WRITTEN TASK: Locate the lines where "primary" occurs and copy them as they stand.

RAW DATA:
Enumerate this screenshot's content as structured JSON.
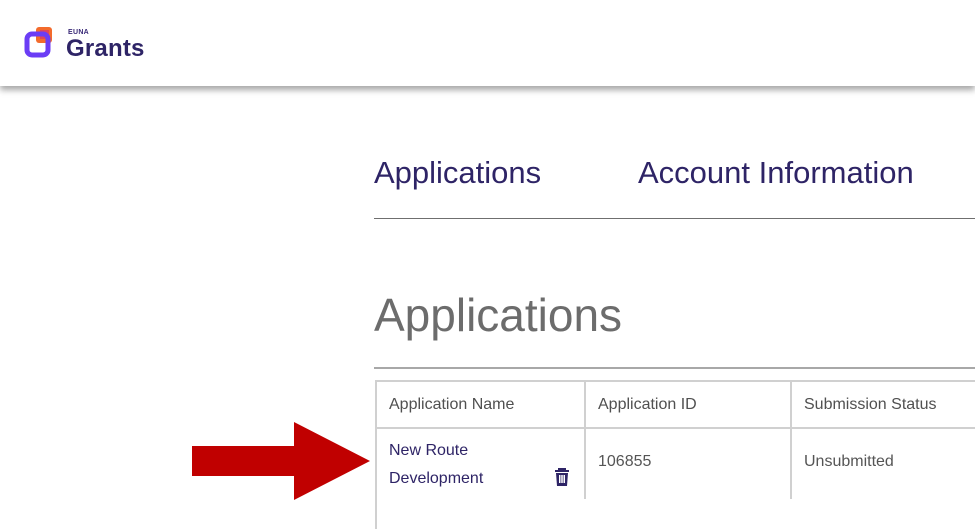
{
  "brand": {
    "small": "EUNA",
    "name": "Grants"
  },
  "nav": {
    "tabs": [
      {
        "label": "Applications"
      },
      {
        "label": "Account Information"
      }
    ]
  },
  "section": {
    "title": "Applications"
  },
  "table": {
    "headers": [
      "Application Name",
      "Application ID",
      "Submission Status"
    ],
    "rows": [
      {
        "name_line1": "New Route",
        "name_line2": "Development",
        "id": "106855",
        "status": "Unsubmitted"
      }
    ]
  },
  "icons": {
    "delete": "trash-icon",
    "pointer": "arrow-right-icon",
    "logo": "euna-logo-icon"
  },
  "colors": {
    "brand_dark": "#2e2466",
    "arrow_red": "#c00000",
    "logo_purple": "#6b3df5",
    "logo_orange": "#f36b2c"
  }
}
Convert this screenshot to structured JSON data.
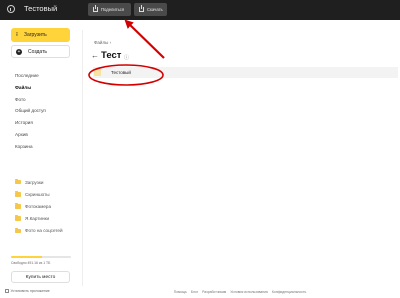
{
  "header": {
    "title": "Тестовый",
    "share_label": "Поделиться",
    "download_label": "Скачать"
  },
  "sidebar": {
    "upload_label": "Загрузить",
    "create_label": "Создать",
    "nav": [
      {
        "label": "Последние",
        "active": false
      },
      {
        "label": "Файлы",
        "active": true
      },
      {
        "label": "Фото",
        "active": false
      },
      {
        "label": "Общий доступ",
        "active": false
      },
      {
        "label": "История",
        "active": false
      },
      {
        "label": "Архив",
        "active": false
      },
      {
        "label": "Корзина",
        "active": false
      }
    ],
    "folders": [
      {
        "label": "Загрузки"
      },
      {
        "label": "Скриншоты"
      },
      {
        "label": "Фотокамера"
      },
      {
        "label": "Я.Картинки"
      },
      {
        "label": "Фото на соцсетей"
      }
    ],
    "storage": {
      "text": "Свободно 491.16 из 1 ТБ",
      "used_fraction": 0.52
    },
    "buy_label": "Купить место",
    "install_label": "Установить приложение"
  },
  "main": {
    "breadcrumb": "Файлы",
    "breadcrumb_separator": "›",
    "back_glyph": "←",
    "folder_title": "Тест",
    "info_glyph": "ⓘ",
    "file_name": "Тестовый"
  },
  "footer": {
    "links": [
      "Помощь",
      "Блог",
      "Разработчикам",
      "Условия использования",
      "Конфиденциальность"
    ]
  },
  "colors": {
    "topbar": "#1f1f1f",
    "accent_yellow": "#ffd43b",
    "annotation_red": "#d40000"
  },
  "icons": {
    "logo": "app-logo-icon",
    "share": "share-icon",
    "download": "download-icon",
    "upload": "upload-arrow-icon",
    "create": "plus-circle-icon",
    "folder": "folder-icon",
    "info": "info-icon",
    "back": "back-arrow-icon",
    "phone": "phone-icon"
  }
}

...

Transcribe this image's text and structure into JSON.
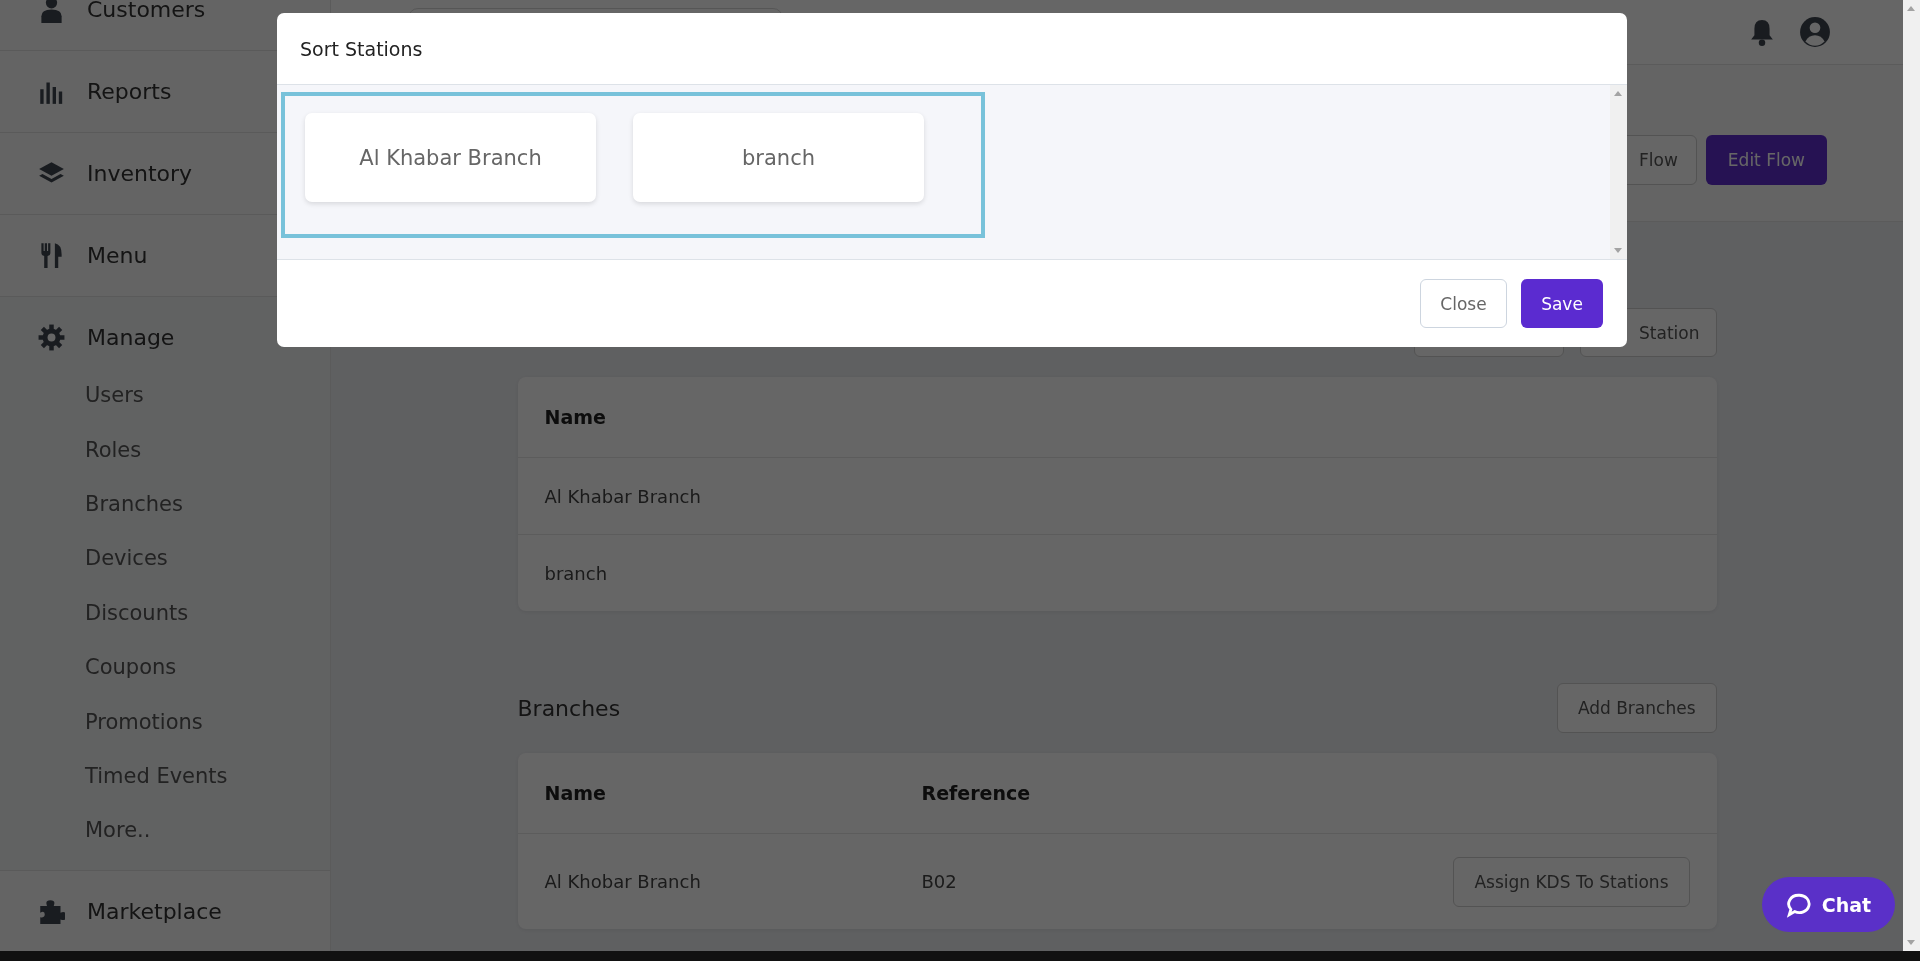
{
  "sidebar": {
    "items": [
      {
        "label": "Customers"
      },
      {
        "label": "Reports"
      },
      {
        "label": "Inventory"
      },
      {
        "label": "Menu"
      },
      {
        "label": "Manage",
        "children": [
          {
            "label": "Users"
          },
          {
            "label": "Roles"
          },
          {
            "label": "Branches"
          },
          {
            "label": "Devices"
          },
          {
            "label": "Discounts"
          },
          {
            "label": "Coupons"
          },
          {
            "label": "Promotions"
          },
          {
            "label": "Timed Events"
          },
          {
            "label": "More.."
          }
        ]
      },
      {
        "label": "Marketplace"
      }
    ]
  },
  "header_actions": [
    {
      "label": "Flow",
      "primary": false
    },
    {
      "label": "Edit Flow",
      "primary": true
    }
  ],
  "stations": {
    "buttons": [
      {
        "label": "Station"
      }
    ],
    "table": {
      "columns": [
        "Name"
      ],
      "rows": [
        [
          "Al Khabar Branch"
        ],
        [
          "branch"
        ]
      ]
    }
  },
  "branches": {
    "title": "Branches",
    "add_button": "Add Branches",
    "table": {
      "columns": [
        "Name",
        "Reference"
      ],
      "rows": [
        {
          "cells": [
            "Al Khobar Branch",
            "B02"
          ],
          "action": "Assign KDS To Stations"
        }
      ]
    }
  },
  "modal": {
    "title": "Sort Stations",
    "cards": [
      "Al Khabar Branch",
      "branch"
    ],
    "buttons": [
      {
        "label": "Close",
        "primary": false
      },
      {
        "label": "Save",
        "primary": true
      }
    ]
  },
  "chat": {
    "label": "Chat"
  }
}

THE RESULT:
      "primary": false
      "primary": true
        "primary": false
        "primary": true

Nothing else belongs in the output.